◆ Excerpt:

My wife and I are continuing to read Ford Madox Ford’s Parade’s End (see this post), and in the first chapter of the third novel, A Man Could Stand Up—, I ran across a word unfamiliar to me in this sense:
But of course that had been ten minutes ago…Before the maroons or the sirens, whichever it had been, had sounded…[…]
Intense heat possessed Valentine Wannop. She imagined indeed her eyes flashing. Was this the moment?
She didn’t even know whether what they had let off had been maroons or aircraft guns or sirens.
It occurs several more times, and clearly meant some kind of noisemaker, but it wasn’t in either Merriam-Webster or AHD; of course, the OED (entry updated 2000) has it, s.v. maroon 1 “A kind of large chestnut.” The second sense is:
2. a. A firework designed to make a single loud report like the noise of a cannon (often with a bright flash of light), used esp. as a warning or signal.

◆ Extracted data:
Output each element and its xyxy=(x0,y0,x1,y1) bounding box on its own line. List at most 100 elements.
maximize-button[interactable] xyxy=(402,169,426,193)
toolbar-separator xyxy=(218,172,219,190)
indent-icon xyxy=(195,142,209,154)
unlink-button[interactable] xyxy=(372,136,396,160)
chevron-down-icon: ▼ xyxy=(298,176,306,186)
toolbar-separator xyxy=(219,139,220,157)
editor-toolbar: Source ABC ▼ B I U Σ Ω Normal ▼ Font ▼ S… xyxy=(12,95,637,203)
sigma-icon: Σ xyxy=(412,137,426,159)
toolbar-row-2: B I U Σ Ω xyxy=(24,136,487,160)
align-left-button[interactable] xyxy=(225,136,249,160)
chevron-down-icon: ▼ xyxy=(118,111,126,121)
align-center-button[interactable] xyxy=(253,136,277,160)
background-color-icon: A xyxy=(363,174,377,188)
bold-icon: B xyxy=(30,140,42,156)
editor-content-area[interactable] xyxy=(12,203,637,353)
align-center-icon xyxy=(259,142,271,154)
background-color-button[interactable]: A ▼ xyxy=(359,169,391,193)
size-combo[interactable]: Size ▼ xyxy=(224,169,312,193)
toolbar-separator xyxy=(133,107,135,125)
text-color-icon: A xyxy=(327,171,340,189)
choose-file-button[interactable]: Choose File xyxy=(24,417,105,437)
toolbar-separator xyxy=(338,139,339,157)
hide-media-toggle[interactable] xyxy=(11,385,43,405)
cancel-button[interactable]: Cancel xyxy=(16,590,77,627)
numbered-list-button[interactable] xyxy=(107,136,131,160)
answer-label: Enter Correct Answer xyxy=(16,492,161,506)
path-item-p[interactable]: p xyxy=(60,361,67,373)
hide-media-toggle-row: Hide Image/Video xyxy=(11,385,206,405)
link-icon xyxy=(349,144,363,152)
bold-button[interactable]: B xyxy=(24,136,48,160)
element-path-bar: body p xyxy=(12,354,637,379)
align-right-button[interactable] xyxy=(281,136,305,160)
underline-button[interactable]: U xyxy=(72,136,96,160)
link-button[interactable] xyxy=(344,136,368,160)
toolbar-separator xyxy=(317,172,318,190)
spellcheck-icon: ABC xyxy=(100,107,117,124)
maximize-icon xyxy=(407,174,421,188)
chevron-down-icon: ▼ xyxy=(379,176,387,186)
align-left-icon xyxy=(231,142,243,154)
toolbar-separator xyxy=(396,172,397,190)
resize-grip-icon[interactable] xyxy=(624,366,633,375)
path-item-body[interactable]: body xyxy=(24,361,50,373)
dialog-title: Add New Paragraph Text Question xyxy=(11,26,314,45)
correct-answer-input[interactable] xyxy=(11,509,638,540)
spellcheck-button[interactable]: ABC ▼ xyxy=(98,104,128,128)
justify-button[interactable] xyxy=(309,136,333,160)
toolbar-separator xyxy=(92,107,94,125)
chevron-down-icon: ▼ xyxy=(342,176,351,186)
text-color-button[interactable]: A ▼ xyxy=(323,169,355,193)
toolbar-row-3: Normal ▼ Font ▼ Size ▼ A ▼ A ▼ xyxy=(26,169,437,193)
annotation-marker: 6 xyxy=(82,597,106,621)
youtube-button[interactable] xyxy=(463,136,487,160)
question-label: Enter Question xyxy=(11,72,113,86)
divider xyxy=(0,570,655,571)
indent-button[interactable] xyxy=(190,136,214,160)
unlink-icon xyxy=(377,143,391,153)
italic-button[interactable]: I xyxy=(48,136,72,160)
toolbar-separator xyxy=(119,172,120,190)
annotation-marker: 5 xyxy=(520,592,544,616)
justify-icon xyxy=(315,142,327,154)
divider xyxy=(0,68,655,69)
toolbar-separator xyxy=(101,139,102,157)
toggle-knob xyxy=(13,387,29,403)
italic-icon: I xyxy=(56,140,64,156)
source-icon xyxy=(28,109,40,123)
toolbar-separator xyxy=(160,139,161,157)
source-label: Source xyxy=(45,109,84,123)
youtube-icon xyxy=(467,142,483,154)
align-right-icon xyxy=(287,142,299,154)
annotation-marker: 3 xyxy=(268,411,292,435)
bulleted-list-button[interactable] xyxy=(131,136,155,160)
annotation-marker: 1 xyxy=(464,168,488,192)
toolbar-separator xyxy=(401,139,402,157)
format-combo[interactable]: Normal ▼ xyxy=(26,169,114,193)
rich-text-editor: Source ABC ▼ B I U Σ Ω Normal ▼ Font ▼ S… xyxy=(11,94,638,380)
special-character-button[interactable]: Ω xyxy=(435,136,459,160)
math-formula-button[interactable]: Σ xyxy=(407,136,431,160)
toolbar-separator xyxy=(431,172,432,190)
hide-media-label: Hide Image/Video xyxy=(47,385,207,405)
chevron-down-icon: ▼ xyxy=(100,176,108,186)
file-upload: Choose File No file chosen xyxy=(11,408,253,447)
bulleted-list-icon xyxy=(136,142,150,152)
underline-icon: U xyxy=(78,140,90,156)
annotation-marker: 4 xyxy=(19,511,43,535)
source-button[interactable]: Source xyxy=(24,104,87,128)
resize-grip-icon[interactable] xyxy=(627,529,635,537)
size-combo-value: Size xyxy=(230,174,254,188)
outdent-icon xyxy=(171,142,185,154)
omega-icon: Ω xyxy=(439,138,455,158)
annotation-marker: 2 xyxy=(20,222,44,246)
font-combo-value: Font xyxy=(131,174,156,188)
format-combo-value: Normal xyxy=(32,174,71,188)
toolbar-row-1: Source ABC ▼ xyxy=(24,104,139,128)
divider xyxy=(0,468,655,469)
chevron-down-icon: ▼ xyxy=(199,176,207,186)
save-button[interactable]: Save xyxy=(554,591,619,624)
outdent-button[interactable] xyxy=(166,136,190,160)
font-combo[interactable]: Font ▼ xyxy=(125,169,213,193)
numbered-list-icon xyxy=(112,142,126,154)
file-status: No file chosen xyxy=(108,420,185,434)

◆ Work to be completed:
In the post about the word "maroon," what does the OED's second sense define a maroon as?

◆ Result:
A firework designed to make a single loud report like the noise of a cannon (often with a bright flash of light), used esp. as a warning or signal.